• [Aim]: Please extend the Saskatchewan Highway 12 article below, picking up right after its final sentence.

• [Page]:
[Begin]

- Highway 12 highlighted in red

Route information
- Maintained by Ministry of Highways and Infrastructure
- Length: 133.9 km (83.2 mi)

Major junctions
- South end: Highway 11 north of Saskatoon
- Highway 40 in Blaine Lake
- North end: Highway 3 near Shell Lake

Location
- Country: Canada
- Province: Saskatchewan
- Rural municipalities: Corman Park No. 344, Laird No. 404, Great Bend No. 405, Blaine Lake No. 434, Leask No. 464, Canwood No. 494
- Major cities: Martensville, Saskatoon
- Towns: Blaine Lake
- Villages: Shell Lake

Highway system
- Provincial highways in Saskatchewan;
| ← Highway 11 |  | → Highway 13 |

= Saskatchewan Highway 12 =

Provincial highway in Saskatchewan, Canada

Highway 12 is a major north–south provincial highway in the Canadian province of Saskatchewan. It begins at the north end of Saskatoon at the intersection of Idylwyld Drive and Highway 11 North (formerly beginning further south at the intersection with 22nd Street in downtown Saskatoon). Just outside Saskatoon's northern city limits, Highway 11 exits north-east from Idylwyld Drive and Highway 12 begins and travels north, passing along the western side of Martensville. The section of 12 from Martensville south to Saskatoon is twinned. Highway 12 then crosses the North Saskatchewan River over the Petrofka Bridge, passes through the town of Blaine Lake, and intersects Highway 40. It terminates at Highway 3 near Shell Lake. Highway 12 is about 135 km long.

==History==
Provincial Highway 12 was originally the designated route which connected Saskatoon and Prince Albert, following present-day Highway 12 to the Hepburn area, then following present-day Highway 312 to Rosthern, before continuing northwest to Prince Albert. In the mid-1950s, the route was renumbered to Highway 11; however, in the 1960s, Highway 11 was realigned to follow a more direct route to Rosthern through Warman and Hague. Combined with the opening of the Petrofka Bridge in 1962, Highway 12 was revived and went to Highway 40 at Blaine Lake. In the 1970s, Highway 12 was extended north to Shell Lake.

[End]

• [Data provided]:
[Begin]

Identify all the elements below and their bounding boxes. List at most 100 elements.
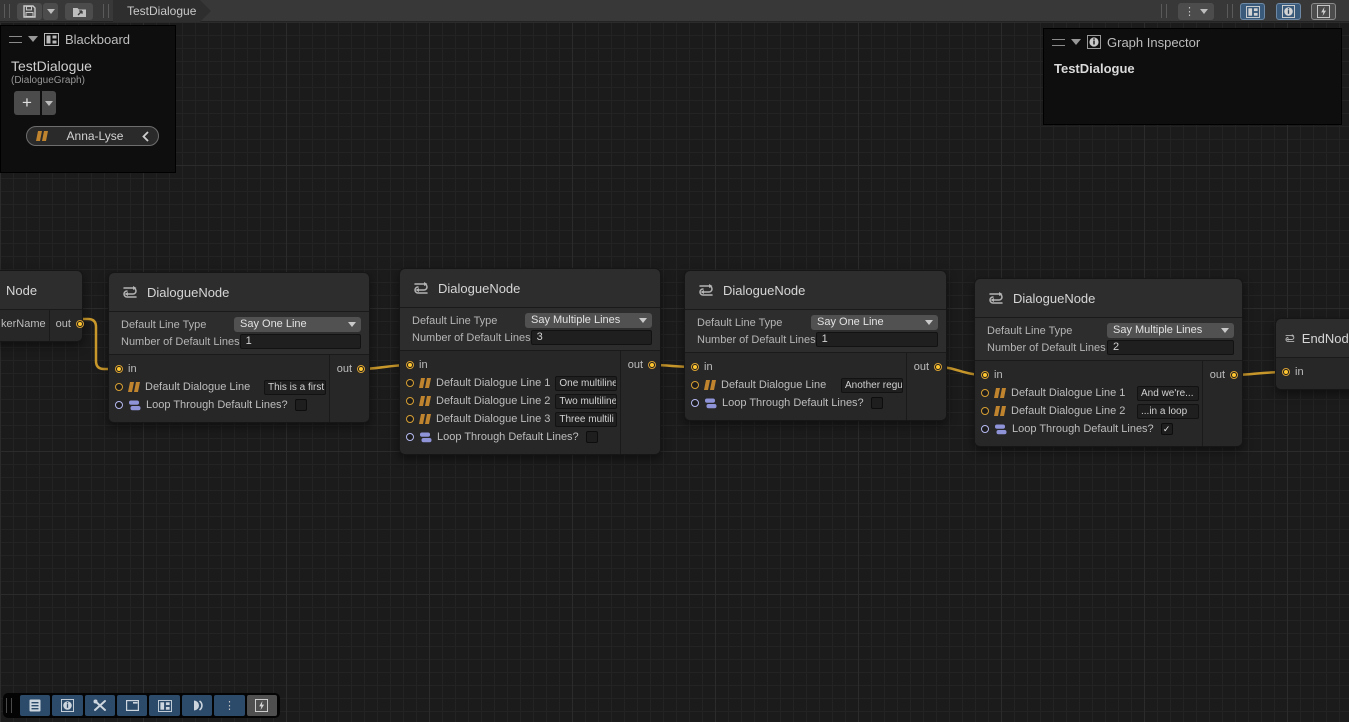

[End]

• [Response to the exercise]:
== Route description ==
The southern terminus of Highway 12 begins at the intersection with Highway 11, just north of Saskatoon. From that point, Highway 11 continues south into Saskatoon running concurrently with Idylwyld Drive and, in the other direction, heads north-east to Warman. Highway 12 heads north with the first 10 km to Martensville being twinned. Access to Martensville is by a partial cloverleaf interchange. Continuing north as a two-laned highway, it intersects Highway 305 then 375 near Hepburn. After that intersection, it curves north-west, intersects Highway 312, and continues to the North Saskatchewan River. It crosses the river via the Petrofka Bridge, meets Highway 781 near the former Doukhobor village of Petrofka, provides access to the Petrofka Recreation Site, and then resumes its northerly heading to Blaine Lake and Highway 40.

Highway 12 intersects Highway 40 on the south side of Blaine Lake. The highway then travels north-west through town as Main Street. Heading out of town, it continues its north-westerly travel for almost 5 km before turning west. After about 5.5 km of westerly travel, it turns north en route to its northern terminus at Highway 3, just south of the community of Shell Lake. Along this stretch of highway, it intersects Highways 786 and 792, runs along the eastern slopes of the Thickwood Hills, and provides access to Iroquois Lake and Big Shell Lake and the associated communities and amenities.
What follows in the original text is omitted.